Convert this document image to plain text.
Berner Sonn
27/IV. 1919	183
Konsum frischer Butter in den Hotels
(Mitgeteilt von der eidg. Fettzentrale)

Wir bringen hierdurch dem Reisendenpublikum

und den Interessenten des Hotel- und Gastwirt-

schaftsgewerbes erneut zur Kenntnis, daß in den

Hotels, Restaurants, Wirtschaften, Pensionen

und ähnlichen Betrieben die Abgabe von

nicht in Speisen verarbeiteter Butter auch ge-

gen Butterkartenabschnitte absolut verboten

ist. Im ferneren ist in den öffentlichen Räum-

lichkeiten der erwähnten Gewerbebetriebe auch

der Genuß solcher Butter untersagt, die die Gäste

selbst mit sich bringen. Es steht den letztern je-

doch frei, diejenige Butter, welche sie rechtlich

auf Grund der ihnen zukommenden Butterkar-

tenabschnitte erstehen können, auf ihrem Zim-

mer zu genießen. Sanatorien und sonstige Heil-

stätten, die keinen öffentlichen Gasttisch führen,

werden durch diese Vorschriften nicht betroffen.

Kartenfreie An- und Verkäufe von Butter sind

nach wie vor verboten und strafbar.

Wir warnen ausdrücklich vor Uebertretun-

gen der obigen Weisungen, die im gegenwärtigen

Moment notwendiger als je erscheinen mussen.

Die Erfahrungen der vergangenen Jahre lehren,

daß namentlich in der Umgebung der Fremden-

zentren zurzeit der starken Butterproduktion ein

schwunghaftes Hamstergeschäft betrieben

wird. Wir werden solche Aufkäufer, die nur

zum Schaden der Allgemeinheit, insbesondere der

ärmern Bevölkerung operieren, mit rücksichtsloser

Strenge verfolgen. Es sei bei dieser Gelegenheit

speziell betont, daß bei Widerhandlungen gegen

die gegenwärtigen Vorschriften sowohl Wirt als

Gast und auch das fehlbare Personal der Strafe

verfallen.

Written exercise:
From the listing above, extract every line exactly as it stands.

Exercise result:
Convert this document image to plain text.
Berner Sonn
27/IV. 1919	183
Konsum frischer Butter in den Hotels
(Mitgeteilt von der eidg. Fettzentrale)

Wir bringen hierdurch dem Reisendenpublikum

und den Interessenten des Hotel- und Gastwirt-

schaftsgewerbes erneut zur Kenntnis, daß in den

Hotels, Restaurants, Wirtschaften, Pensionen

und ähnlichen Betrieben die Abgabe von

nicht in Speisen verarbeiteter Butter auch ge-

gen Butterkartenabschnitte absolut verboten

ist. Im ferneren ist in den öffentlichen Räum-

lichkeiten der erwähnten Gewerbebetriebe auch

der Genuß solcher Butter untersagt, die die Gäste

selbst mit sich bringen. Es steht den letztern je-

doch frei, diejenige Butter, welche sie rechtlich

auf Grund der ihnen zukommenden Butterkar-

tenabschnitte erstehen können, auf ihrem Zim-

mer zu genießen. Sanatorien und sonstige Heil-

stätten, die keinen öffentlichen Gasttisch führen,

werden durch diese Vorschriften nicht betroffen.

Kartenfreie An- und Verkäufe von Butter sind

nach wie vor verboten und strafbar.

Wir warnen ausdrücklich vor Uebertretun-

gen der obigen Weisungen, die im gegenwärtigen

Moment notwendiger als je erscheinen mussen.

Die Erfahrungen der vergangenen Jahre lehren,

daß namentlich in der Umgebung der Fremden-

zentren zurzeit der starken Butterproduktion ein

schwunghaftes Hamstergeschäft betrieben

wird. Wir werden solche Aufkäufer, die nur

zum Schaden der Allgemeinheit, insbesondere der

ärmern Bevölkerung operieren, mit rücksichtsloser

Strenge verfolgen. Es sei bei dieser Gelegenheit

speziell betont, daß bei Widerhandlungen gegen

die gegenwärtigen Vorschriften sowohl Wirt als

Gast und auch das fehlbare Personal der Strafe

verfallen.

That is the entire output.